→ **PROBLEM REQUIREMENTS**:
Rewrite the entries below, changing "Description with numbered items" to "Numbered parts described" wherever it occurs and keeping every other word unchanged.

→ **DATA FOR THE TASK**:

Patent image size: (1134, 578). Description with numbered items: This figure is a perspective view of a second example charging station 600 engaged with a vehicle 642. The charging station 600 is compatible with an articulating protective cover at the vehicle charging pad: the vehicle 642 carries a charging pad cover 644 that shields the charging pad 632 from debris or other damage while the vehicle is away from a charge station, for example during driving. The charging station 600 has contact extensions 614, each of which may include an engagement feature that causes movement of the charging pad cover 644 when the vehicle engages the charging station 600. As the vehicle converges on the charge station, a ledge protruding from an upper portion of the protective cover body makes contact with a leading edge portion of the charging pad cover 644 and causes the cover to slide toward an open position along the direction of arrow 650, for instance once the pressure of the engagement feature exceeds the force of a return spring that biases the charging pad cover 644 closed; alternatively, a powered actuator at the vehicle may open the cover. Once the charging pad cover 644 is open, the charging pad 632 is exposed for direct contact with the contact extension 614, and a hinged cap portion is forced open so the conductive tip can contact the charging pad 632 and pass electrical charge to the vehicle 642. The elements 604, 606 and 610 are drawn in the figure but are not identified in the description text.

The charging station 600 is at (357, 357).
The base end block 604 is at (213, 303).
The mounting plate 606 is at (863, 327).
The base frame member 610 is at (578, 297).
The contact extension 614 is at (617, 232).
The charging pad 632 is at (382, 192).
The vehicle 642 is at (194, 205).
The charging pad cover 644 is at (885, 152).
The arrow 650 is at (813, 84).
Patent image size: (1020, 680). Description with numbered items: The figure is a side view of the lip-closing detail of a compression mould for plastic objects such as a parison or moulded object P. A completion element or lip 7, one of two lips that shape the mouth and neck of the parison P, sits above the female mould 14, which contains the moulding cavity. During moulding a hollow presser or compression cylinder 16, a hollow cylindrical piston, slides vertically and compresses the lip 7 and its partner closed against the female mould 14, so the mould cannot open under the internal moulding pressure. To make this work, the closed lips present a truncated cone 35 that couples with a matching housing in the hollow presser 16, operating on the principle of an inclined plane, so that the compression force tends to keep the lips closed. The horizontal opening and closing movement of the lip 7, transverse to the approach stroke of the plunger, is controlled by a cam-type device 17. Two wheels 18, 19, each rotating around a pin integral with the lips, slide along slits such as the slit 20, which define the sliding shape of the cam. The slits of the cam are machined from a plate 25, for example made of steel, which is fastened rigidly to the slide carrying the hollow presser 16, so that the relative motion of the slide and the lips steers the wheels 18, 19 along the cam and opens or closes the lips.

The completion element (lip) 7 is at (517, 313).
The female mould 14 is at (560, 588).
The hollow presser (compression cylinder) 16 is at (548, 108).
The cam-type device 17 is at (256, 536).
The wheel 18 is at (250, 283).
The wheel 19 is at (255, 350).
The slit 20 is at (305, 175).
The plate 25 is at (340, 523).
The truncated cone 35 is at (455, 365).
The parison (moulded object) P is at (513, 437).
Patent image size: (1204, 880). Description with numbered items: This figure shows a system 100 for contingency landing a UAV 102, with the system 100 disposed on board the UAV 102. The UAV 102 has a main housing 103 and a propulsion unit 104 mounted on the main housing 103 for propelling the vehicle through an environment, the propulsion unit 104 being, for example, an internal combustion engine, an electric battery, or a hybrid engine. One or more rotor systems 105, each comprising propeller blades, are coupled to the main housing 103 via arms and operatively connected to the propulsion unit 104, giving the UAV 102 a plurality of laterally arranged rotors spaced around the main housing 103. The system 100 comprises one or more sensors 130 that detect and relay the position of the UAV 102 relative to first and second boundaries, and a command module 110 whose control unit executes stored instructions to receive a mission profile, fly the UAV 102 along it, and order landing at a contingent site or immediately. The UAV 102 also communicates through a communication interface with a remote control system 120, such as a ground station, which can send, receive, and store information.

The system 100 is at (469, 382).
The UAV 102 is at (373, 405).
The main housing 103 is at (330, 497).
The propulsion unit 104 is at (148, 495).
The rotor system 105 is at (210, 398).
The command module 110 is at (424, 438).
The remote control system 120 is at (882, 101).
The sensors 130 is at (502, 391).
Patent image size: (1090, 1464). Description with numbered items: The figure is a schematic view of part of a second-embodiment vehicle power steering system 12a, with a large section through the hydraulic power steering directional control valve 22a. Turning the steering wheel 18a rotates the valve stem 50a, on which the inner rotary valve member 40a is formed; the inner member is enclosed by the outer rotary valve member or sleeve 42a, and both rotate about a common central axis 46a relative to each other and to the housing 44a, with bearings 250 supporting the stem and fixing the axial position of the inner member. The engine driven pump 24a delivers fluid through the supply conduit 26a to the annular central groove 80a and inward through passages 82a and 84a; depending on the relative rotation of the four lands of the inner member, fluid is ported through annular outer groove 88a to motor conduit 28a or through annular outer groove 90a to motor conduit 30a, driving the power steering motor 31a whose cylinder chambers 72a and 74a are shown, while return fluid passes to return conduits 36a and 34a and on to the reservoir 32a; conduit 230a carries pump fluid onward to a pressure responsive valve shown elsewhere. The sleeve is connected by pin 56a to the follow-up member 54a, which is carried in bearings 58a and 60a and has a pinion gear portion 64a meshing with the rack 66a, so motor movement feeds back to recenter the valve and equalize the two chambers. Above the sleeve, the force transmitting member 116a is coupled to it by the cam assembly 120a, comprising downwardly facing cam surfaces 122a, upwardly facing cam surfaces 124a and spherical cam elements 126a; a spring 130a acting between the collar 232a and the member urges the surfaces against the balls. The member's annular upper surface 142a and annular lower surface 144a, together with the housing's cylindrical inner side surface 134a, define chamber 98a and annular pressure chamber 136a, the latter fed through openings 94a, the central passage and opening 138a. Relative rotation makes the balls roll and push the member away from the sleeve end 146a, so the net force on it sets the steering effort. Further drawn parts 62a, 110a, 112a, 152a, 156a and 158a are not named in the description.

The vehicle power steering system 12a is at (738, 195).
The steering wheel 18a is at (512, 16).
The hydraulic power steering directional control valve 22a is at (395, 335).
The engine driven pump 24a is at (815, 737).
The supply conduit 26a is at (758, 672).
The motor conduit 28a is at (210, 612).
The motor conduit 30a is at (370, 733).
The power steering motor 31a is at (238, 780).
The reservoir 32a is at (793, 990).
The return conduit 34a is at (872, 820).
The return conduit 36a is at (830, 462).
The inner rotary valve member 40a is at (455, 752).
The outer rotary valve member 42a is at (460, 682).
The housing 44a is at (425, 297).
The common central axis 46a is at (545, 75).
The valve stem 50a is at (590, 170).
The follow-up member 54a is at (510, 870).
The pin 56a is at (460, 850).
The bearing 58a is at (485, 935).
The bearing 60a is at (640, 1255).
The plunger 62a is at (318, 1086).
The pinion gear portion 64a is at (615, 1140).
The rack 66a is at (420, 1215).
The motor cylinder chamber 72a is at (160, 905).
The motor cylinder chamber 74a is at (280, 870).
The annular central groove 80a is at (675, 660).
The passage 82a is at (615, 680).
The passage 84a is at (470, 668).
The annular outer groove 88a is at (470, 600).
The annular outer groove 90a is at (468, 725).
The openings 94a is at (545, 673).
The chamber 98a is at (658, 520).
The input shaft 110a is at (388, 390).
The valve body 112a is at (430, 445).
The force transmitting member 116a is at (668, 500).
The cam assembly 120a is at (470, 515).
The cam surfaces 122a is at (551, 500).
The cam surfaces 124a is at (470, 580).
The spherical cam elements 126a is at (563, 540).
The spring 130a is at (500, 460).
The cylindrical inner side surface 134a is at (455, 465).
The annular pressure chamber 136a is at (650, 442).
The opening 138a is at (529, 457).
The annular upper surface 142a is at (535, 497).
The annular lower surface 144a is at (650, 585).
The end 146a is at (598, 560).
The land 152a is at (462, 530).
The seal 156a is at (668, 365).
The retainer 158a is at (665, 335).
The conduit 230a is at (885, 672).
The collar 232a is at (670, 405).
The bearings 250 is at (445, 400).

→ **CORRECT RESULT**:
Patent image size: (1134, 578). Numbered parts described: This figure is a perspective view of a second example charging station 600 engaged with a vehicle 642. The charging station 600 is compatible with an articulating protective cover at the vehicle charging pad: the vehicle 642 carries a charging pad cover 644 that shields the charging pad 632 from debris or other damage while the vehicle is away from a charge station, for example during driving. The charging station 600 has contact extensions 614, each of which may include an engagement feature that causes movement of the charging pad cover 644 when the vehicle engages the charging station 600. As the vehicle converges on the charge station, a ledge protruding from an upper portion of the protective cover body makes contact with a leading edge portion of the charging pad cover 644 and causes the cover to slide toward an open position along the direction of arrow 650, for instance once the pressure of the engagement feature exceeds the force of a return spring that biases the charging pad cover 644 closed; alternatively, a powered actuator at the vehicle may open the cover. Once the charging pad cover 644 is open, the charging pad 632 is exposed for direct contact with the contact extension 614, and a hinged cap portion is forced open so the conductive tip can contact the charging pad 632 and pass electrical charge to the vehicle 642. The elements 604, 606 and 610 are drawn in the figure but are not identified in the description text.

The charging station 600 is at (357, 357).
The base end block 604 is at (213, 303).
The mounting plate 606 is at (863, 327).
The base frame member 610 is at (578, 297).
The contact extension 614 is at (617, 232).
The charging pad 632 is at (382, 192).
The vehicle 642 is at (194, 205).
The charging pad cover 644 is at (885, 152).
The arrow 650 is at (813, 84).
Patent image size: (1020, 680). Numbered parts described: The figure is a side view of the lip-closing detail of a compression mould for plastic objects such as a parison or moulded object P. A completion element or lip 7, one of two lips that shape the mouth and neck of the parison P, sits above the female mould 14, which contains the moulding cavity. During moulding a hollow presser or compression cylinder 16, a hollow cylindrical piston, slides vertically and compresses the lip 7 and its partner closed against the female mould 14, so the mould cannot open under the internal moulding pressure. To make this work, the closed lips present a truncated cone 35 that couples with a matching housing in the hollow presser 16, operating on the principle of an inclined plane, so that the compression force tends to keep the lips closed. The horizontal opening and closing movement of the lip 7, transverse to the approach stroke of the plunger, is controlled by a cam-type device 17. Two wheels 18, 19, each rotating around a pin integral with the lips, slide along slits such as the slit 20, which define the sliding shape of the cam. The slits of the cam are machined from a plate 25, for example made of steel, which is fastened rigidly to the slide carrying the hollow presser 16, so that the relative motion of the slide and the lips steers the wheels 18, 19 along the cam and opens or closes the lips.

The completion element (lip) 7 is at (517, 313).
The female mould 14 is at (560, 588).
The hollow presser (compression cylinder) 16 is at (548, 108).
The cam-type device 17 is at (256, 536).
The wheel 18 is at (250, 283).
The wheel 19 is at (255, 350).
The slit 20 is at (305, 175).
The plate 25 is at (340, 523).
The truncated cone 35 is at (455, 365).
The parison (moulded object) P is at (513, 437).
Patent image size: (1204, 880). Numbered parts described: This figure shows a system 100 for contingency landing a UAV 102, with the system 100 disposed on board the UAV 102. The UAV 102 has a main housing 103 and a propulsion unit 104 mounted on the main housing 103 for propelling the vehicle through an environment, the propulsion unit 104 being, for example, an internal combustion engine, an electric battery, or a hybrid engine. One or more rotor systems 105, each comprising propeller blades, are coupled to the main housing 103 via arms and operatively connected to the propulsion unit 104, giving the UAV 102 a plurality of laterally arranged rotors spaced around the main housing 103. The system 100 comprises one or more sensors 130 that detect and relay the position of the UAV 102 relative to first and second boundaries, and a command module 110 whose control unit executes stored instructions to receive a mission profile, fly the UAV 102 along it, and order landing at a contingent site or immediately. The UAV 102 also communicates through a communication interface with a remote control system 120, such as a ground station, which can send, receive, and store information.

The system 100 is at (469, 382).
The UAV 102 is at (373, 405).
The main housing 103 is at (330, 497).
The propulsion unit 104 is at (148, 495).
The rotor system 105 is at (210, 398).
The command module 110 is at (424, 438).
The remote control system 120 is at (882, 101).
The sensors 130 is at (502, 391).
Patent image size: (1090, 1464). Numbered parts described: The figure is a schematic view of part of a second-embodiment vehicle power steering system 12a, with a large section through the hydraulic power steering directional control valve 22a. Turning the steering wheel 18a rotates the valve stem 50a, on which the inner rotary valve member 40a is formed; the inner member is enclosed by the outer rotary valve member or sleeve 42a, and both rotate about a common central axis 46a relative to each other and to the housing 44a, with bearings 250 supporting the stem and fixing the axial position of the inner member. The engine driven pump 24a delivers fluid through the supply conduit 26a to the annular central groove 80a and inward through passages 82a and 84a; depending on the relative rotation of the four lands of the inner member, fluid is ported through annular outer groove 88a to motor conduit 28a or through annular outer groove 90a to motor conduit 30a, driving the power steering motor 31a whose cylinder chambers 72a and 74a are shown, while return fluid passes to return conduits 36a and 34a and on to the reservoir 32a; conduit 230a carries pump fluid onward to a pressure responsive valve shown elsewhere. The sleeve is connected by pin 56a to the follow-up member 54a, which is carried in bearings 58a and 60a and has a pinion gear portion 64a meshing with the rack 66a, so motor movement feeds back to recenter the valve and equalize the two chambers. Above the sleeve, the force transmitting member 116a is coupled to it by the cam assembly 120a, comprising downwardly facing cam surfaces 122a, upwardly facing cam surfaces 124a and spherical cam elements 126a; a spring 130a acting between the collar 232a and the member urges the surfaces against the balls. The member's annular upper surface 142a and annular lower surface 144a, together with the housing's cylindrical inner side surface 134a, define chamber 98a and annular pressure chamber 136a, the latter fed through openings 94a, the central passage and opening 138a. Relative rotation makes the balls roll and push the member away from the sleeve end 146a, so the net force on it sets the steering effort. Further drawn parts 62a, 110a, 112a, 152a, 156a and 158a are not named in the description.

The vehicle power steering system 12a is at (738, 195).
The steering wheel 18a is at (512, 16).
The hydraulic power steering directional control valve 22a is at (395, 335).
The engine driven pump 24a is at (815, 737).
The supply conduit 26a is at (758, 672).
The motor conduit 28a is at (210, 612).
The motor conduit 30a is at (370, 733).
The power steering motor 31a is at (238, 780).
The reservoir 32a is at (793, 990).
The return conduit 34a is at (872, 820).
The return conduit 36a is at (830, 462).
The inner rotary valve member 40a is at (455, 752).
The outer rotary valve member 42a is at (460, 682).
The housing 44a is at (425, 297).
The common central axis 46a is at (545, 75).
The valve stem 50a is at (590, 170).
The follow-up member 54a is at (510, 870).
The pin 56a is at (460, 850).
The bearing 58a is at (485, 935).
The bearing 60a is at (640, 1255).
The plunger 62a is at (318, 1086).
The pinion gear portion 64a is at (615, 1140).
The rack 66a is at (420, 1215).
The motor cylinder chamber 72a is at (160, 905).
The motor cylinder chamber 74a is at (280, 870).
The annular central groove 80a is at (675, 660).
The passage 82a is at (615, 680).
The passage 84a is at (470, 668).
The annular outer groove 88a is at (470, 600).
The annular outer groove 90a is at (468, 725).
The openings 94a is at (545, 673).
The chamber 98a is at (658, 520).
The input shaft 110a is at (388, 390).
The valve body 112a is at (430, 445).
The force transmitting member 116a is at (668, 500).
The cam assembly 120a is at (470, 515).
The cam surfaces 122a is at (551, 500).
The cam surfaces 124a is at (470, 580).
The spherical cam elements 126a is at (563, 540).
The spring 130a is at (500, 460).
The cylindrical inner side surface 134a is at (455, 465).
The annular pressure chamber 136a is at (650, 442).
The opening 138a is at (529, 457).
The annular upper surface 142a is at (535, 497).
The annular lower surface 144a is at (650, 585).
The end 146a is at (598, 560).
The land 152a is at (462, 530).
The seal 156a is at (668, 365).
The retainer 158a is at (665, 335).
The conduit 230a is at (885, 672).
The collar 232a is at (670, 405).
The bearings 250 is at (445, 400).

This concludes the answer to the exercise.